| Stored data entries |
────────────────────
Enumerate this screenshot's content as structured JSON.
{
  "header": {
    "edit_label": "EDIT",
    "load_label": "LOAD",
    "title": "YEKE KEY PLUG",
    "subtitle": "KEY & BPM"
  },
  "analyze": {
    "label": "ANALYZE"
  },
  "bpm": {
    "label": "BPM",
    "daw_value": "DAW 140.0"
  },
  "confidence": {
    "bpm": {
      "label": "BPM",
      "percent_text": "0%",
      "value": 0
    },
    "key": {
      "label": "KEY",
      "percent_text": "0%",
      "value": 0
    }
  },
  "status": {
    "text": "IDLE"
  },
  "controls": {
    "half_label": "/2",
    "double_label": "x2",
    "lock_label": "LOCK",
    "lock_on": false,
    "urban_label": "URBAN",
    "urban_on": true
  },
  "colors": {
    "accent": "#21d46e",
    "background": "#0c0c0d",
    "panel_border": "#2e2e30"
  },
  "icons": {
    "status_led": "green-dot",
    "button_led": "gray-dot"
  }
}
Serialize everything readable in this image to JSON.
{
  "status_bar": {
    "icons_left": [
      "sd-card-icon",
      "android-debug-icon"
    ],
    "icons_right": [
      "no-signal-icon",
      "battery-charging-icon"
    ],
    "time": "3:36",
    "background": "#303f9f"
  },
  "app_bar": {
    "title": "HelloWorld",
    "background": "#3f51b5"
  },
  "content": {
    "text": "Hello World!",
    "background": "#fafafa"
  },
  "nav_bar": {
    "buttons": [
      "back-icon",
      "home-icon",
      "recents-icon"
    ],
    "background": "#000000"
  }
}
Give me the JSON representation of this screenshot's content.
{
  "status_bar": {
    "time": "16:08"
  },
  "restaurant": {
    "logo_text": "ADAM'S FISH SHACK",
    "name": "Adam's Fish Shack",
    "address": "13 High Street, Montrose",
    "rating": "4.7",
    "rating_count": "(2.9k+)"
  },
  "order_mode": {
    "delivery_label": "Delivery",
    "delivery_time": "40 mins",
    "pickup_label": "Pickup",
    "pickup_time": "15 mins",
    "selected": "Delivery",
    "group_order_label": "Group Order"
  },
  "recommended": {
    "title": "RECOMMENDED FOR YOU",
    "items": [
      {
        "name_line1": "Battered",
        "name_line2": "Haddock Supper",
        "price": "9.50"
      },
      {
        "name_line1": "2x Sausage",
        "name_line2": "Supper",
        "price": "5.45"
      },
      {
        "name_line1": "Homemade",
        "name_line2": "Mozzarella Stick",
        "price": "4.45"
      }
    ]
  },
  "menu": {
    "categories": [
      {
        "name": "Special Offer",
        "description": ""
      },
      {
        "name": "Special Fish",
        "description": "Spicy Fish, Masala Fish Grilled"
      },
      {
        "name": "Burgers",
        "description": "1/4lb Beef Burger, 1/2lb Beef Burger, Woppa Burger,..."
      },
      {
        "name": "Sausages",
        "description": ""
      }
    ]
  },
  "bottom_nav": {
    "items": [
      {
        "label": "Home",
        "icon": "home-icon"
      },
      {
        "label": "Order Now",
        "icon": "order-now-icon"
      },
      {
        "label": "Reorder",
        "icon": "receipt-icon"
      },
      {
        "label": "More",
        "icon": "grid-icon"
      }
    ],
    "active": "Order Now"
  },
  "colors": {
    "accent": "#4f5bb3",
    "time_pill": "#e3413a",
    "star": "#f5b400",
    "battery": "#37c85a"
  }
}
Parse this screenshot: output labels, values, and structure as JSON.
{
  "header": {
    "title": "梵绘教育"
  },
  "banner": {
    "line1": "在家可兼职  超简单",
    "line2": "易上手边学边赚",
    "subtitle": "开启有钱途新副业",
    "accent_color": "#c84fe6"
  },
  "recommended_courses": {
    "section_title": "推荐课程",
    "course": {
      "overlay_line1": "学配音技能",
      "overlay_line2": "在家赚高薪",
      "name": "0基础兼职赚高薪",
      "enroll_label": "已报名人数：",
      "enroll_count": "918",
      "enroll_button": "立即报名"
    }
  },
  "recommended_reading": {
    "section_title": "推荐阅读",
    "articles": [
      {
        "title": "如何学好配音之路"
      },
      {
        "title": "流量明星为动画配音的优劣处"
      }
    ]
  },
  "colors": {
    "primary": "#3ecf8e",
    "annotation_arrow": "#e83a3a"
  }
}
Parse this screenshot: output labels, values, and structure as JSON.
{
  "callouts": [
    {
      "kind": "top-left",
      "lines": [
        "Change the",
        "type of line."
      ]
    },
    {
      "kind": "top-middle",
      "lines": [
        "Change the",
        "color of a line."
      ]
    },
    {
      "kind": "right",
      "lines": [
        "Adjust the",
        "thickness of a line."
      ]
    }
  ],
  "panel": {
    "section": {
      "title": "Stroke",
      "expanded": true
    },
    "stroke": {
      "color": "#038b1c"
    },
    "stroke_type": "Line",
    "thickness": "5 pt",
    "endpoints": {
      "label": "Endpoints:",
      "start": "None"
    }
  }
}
────────────────────
| Task statement |
Copy each line above that contains the word "kind".

| Solution to the problem |
      "kind": "top-left",
      "kind": "top-middle",
      "kind": "right",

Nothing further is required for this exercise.